(INPUT MATERIAL):
--------

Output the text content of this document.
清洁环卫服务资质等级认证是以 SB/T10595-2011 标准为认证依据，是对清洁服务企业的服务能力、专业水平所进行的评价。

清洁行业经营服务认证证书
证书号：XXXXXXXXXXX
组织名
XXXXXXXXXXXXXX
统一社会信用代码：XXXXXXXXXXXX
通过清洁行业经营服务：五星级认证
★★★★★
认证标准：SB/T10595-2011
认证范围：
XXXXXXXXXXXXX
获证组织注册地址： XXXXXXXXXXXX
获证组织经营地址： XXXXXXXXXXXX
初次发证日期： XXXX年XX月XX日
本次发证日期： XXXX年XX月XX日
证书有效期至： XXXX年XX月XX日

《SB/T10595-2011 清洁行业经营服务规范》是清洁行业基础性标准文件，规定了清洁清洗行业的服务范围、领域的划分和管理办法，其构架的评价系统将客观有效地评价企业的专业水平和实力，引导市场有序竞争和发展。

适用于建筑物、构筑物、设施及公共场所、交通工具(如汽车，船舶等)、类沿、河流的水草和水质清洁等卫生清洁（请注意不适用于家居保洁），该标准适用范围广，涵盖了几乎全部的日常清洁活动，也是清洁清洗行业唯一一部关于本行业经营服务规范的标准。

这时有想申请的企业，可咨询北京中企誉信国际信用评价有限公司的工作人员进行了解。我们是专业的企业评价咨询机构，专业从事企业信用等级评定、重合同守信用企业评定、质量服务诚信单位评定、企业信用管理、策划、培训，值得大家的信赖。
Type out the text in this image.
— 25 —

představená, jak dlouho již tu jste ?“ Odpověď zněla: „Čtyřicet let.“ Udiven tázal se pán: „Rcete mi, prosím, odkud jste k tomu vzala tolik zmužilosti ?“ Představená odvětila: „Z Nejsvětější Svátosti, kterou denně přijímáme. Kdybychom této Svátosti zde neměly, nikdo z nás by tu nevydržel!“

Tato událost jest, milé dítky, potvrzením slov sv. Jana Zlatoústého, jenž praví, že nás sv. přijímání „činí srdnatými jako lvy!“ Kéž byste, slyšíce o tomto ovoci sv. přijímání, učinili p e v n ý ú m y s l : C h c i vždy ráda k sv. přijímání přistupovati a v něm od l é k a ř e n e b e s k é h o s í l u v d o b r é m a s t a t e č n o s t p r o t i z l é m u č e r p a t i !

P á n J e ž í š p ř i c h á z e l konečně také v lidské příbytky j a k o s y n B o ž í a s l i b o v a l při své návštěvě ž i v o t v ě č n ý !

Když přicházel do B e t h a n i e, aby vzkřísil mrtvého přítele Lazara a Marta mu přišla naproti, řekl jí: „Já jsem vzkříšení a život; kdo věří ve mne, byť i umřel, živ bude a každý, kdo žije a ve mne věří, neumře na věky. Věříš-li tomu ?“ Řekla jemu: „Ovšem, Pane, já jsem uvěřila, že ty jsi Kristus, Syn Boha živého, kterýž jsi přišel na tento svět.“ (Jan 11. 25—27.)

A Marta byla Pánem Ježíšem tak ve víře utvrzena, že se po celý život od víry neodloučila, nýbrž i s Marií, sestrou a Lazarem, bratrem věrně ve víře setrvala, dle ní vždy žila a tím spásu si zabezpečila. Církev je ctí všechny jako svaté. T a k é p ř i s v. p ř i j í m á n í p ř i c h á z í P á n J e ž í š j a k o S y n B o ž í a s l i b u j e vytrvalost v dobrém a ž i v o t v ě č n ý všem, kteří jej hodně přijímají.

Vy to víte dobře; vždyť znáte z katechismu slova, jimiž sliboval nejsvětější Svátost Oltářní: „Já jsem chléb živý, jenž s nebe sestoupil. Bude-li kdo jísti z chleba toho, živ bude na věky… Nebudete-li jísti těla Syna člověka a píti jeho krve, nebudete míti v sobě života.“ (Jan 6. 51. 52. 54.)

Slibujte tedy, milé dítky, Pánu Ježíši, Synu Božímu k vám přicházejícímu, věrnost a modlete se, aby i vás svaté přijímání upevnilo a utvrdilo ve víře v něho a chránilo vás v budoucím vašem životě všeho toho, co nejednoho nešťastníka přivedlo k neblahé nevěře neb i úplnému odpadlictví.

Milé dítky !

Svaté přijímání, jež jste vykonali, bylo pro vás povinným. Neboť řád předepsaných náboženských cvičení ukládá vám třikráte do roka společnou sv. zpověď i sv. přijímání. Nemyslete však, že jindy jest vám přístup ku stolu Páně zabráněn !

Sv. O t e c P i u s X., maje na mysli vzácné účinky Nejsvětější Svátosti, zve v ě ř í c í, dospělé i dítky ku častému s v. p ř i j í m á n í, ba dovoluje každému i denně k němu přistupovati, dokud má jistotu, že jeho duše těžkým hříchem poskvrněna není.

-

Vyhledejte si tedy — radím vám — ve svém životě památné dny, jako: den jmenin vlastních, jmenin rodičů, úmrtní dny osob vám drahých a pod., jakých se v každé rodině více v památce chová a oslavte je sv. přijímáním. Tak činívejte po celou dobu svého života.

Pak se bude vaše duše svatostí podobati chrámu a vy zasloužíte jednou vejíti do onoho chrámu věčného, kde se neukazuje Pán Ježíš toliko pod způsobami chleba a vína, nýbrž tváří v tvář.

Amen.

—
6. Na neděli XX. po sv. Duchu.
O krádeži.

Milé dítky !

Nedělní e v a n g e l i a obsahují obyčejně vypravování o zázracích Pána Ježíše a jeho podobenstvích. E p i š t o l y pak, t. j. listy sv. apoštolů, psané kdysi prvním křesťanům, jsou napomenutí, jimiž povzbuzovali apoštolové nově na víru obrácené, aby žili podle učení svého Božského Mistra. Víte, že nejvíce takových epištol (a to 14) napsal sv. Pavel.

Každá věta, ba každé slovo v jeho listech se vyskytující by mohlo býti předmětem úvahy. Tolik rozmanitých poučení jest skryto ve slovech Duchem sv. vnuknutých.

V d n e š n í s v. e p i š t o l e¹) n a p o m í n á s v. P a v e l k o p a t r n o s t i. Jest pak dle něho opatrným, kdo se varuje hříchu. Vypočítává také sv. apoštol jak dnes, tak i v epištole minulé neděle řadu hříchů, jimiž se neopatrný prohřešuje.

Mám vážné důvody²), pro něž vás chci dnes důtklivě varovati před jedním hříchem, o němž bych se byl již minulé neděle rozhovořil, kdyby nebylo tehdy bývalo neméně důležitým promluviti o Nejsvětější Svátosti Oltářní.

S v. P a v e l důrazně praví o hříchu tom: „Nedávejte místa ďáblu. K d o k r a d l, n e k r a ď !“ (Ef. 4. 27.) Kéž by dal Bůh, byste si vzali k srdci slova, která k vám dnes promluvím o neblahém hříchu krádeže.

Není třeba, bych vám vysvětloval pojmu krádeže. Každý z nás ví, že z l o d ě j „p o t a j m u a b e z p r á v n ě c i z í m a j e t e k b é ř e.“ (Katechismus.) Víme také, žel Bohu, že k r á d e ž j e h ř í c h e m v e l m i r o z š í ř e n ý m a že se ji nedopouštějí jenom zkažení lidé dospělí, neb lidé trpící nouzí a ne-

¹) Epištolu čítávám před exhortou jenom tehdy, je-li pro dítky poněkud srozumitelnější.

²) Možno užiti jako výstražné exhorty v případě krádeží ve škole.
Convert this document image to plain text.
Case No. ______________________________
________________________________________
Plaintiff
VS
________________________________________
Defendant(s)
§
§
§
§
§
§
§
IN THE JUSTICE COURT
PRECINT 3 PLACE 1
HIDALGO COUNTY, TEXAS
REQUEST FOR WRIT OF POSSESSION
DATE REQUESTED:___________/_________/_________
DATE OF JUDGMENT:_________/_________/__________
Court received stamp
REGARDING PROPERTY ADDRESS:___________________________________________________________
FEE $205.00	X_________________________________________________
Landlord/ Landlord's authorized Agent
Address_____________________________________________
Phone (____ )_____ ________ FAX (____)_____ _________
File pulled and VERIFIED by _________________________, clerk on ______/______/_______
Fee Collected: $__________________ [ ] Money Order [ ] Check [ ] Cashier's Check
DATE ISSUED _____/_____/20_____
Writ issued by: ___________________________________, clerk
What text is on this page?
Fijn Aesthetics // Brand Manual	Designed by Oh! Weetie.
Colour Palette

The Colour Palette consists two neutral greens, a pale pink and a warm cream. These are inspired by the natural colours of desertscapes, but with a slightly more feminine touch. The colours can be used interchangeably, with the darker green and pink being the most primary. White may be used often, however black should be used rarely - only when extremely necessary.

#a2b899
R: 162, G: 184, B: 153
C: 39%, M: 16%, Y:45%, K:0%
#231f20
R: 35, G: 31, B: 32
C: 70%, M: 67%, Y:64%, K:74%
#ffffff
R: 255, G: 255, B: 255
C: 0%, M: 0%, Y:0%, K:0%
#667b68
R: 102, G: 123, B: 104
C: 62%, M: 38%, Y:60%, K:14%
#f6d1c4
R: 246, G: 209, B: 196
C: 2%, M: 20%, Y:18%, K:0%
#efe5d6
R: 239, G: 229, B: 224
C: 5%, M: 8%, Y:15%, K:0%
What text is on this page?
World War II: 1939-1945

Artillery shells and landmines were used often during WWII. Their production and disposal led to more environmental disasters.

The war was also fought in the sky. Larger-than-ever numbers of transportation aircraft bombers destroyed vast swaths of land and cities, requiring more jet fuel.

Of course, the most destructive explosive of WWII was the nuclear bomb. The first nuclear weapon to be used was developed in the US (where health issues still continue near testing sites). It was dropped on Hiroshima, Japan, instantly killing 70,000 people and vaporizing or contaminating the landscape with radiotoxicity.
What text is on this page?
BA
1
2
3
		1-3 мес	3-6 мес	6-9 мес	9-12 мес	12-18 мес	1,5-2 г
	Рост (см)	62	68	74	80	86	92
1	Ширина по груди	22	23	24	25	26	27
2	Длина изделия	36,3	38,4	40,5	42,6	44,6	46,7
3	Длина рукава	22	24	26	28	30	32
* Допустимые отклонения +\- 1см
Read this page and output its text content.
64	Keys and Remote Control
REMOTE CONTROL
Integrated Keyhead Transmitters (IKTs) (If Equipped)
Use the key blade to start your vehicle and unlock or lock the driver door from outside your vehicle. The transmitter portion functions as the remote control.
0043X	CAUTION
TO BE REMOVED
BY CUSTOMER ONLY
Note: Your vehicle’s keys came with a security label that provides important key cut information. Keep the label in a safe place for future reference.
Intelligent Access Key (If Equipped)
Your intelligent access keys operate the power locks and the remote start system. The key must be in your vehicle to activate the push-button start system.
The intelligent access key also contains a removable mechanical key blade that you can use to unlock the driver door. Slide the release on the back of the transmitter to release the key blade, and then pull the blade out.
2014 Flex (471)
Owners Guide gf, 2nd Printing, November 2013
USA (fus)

--------

(TASK BRIEF): Reproduce exactly the line containing "Read this page and output its text content." and every line after it through the end of the records above, and nothing else.

(EXERCISE ANSWER):
Read this page and output its text content.
64	Keys and Remote Control
REMOTE CONTROL
Integrated Keyhead Transmitters (IKTs) (If Equipped)
Use the key blade to start your vehicle and unlock or lock the driver door from outside your vehicle. The transmitter portion functions as the remote control.
0043X	CAUTION
TO BE REMOVED
BY CUSTOMER ONLY
Note: Your vehicle’s keys came with a security label that provides important key cut information. Keep the label in a safe place for future reference.
Intelligent Access Key (If Equipped)
Your intelligent access keys operate the power locks and the remote start system. The key must be in your vehicle to activate the push-button start system.
The intelligent access key also contains a removable mechanical key blade that you can use to unlock the driver door. Slide the release on the back of the transmitter to release the key blade, and then pull the blade out.
2014 Flex (471)
Owners Guide gf, 2nd Printing, November 2013
USA (fus)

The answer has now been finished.